**Data records**:
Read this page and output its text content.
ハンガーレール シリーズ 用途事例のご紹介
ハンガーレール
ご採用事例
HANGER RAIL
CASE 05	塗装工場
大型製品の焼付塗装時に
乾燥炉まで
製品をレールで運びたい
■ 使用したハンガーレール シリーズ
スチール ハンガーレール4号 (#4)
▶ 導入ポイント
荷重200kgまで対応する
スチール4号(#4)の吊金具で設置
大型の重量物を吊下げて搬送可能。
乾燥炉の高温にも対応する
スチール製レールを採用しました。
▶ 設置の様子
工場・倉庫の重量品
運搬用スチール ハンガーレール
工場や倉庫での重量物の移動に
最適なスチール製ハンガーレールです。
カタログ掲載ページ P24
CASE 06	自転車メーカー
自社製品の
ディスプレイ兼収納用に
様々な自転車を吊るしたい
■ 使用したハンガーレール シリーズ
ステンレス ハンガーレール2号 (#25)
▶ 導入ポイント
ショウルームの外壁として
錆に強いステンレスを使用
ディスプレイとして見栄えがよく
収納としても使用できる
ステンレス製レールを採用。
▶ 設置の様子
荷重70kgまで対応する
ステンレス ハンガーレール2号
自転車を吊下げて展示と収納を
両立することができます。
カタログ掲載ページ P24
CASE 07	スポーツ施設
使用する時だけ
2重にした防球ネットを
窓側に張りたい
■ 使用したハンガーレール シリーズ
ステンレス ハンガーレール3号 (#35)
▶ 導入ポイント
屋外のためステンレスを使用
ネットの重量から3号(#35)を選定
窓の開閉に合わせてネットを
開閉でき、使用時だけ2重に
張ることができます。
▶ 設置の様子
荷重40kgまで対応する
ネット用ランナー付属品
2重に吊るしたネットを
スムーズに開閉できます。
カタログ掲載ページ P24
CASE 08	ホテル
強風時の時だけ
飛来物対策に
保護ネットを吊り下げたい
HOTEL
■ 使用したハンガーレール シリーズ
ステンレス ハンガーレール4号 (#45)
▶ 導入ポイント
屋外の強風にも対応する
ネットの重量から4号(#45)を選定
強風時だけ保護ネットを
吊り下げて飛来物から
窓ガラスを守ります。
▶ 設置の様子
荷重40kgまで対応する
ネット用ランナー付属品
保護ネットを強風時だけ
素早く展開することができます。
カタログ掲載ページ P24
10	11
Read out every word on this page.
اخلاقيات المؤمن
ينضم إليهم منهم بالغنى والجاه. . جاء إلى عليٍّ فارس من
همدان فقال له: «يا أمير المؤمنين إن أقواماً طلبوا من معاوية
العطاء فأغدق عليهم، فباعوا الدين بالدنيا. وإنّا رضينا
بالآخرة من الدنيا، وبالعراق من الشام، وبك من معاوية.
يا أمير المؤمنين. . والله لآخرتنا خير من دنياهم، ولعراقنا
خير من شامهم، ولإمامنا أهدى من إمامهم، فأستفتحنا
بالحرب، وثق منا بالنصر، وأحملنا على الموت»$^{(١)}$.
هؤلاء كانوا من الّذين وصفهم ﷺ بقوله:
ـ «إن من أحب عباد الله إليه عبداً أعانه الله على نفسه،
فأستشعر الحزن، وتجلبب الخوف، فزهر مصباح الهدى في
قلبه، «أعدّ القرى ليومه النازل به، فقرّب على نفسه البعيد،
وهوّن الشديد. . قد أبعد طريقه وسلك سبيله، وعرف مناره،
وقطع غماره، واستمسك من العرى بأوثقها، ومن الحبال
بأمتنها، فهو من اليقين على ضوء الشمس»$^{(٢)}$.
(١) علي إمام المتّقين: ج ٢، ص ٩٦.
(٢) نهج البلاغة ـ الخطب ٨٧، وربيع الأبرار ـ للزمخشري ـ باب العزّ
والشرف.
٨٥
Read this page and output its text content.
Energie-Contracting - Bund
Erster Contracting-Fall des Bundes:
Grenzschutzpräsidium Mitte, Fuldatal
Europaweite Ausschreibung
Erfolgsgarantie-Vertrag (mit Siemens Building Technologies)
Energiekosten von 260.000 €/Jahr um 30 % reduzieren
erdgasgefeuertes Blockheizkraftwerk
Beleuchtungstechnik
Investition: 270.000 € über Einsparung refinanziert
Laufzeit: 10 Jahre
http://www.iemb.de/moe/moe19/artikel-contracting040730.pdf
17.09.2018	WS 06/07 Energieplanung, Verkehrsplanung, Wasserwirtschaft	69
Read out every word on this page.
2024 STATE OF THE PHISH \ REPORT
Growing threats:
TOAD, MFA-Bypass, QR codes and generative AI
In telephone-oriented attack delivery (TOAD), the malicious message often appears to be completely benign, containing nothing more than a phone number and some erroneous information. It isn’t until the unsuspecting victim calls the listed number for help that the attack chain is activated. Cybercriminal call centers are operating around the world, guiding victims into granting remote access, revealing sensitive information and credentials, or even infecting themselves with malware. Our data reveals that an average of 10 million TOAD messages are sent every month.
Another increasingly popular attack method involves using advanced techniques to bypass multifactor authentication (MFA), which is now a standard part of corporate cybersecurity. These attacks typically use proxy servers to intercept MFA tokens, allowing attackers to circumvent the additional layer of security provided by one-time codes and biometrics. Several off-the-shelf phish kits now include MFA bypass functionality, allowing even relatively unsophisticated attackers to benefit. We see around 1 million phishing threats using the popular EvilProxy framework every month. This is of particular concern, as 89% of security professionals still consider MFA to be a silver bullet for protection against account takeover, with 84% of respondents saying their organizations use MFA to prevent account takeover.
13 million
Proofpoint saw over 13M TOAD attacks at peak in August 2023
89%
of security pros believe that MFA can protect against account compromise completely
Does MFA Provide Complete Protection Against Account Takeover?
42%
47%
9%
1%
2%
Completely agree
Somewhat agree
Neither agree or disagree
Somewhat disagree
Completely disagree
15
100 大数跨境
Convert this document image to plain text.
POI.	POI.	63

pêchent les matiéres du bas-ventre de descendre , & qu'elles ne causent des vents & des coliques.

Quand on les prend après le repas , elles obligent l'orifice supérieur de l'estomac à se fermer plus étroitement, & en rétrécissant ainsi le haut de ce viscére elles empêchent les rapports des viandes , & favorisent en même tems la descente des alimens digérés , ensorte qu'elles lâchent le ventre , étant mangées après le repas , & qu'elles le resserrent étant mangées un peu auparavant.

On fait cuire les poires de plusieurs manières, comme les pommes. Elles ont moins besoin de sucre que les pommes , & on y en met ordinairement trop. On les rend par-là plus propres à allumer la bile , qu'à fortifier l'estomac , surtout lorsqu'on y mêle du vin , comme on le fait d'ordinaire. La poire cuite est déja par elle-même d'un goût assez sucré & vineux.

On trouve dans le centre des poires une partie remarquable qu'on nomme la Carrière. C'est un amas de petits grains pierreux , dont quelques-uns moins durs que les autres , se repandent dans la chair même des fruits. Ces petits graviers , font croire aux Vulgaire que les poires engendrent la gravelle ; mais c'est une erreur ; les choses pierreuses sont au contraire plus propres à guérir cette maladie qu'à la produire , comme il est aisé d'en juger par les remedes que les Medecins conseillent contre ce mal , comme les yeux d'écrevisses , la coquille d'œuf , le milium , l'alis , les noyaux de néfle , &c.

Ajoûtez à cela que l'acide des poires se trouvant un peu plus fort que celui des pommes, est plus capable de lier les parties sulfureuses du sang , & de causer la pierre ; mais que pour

**To do**:
Using the material above, state how many lines include the string "that". Answer with a single number.

**Answer to this task**:
2